Job. Write out every entry exactly as it stands.

Information supplied.

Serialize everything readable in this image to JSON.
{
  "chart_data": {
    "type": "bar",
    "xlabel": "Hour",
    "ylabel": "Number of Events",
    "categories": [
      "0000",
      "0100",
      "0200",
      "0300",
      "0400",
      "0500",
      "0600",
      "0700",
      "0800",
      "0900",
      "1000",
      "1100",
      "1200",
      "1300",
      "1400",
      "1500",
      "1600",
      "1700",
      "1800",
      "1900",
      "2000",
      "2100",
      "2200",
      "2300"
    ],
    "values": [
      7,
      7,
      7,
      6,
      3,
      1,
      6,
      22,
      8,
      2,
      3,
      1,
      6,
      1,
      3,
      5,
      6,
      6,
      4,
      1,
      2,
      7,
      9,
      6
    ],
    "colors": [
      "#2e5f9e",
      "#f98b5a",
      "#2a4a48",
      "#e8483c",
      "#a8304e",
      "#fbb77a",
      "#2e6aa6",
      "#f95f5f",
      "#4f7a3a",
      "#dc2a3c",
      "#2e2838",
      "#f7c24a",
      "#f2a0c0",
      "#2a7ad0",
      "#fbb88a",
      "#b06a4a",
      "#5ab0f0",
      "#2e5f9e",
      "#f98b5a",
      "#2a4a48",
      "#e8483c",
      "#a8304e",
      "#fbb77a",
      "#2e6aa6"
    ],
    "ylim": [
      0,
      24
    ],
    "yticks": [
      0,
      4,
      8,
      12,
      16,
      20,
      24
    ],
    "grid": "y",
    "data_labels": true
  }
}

Result of the task.
Serialize everything readable in this image to JSON.
{
  "chart_data": {
    "type": "bar",
    "xlabel": "Hour",
    "ylabel": "Number of Events",
    "categories": [
      "0000",
      "0100",
      "0200",
      "0300",
      "0400",
      "0500",
      "0600",
      "0700",
      "0800",
      "0900",
      "1000",
      "1100",
      "1200",
      "1300",
      "1400",
      "1500",
      "1600",
      "1700",
      "1800",
      "1900",
      "2000",
      "2100",
      "2200",
      "2300"
    ],
    "values": [
      7,
      7,
      7,
      6,
      3,
      1,
      6,
      22,
      8,
      2,
      3,
      1,
      6,
      1,
      3,
      5,
      6,
      6,
      4,
      1,
      2,
      7,
      9,
      6
    ],
    "colors": [
      "#2e5f9e",
      "#f98b5a",
      "#2a4a48",
      "#e8483c",
      "#a8304e",
      "#fbb77a",
      "#2e6aa6",
      "#f95f5f",
      "#4f7a3a",
      "#dc2a3c",
      "#2e2838",
      "#f7c24a",
      "#f2a0c0",
      "#2a7ad0",
      "#fbb88a",
      "#b06a4a",
      "#5ab0f0",
      "#2e5f9e",
      "#f98b5a",
      "#2a4a48",
      "#e8483c",
      "#a8304e",
      "#fbb77a",
      "#2e6aa6"
    ],
    "ylim": [
      0,
      24
    ],
    "yticks": [
      0,
      4,
      8,
      12,
      16,
      20,
      24
    ],
    "grid": "y",
    "data_labels": true
  }
}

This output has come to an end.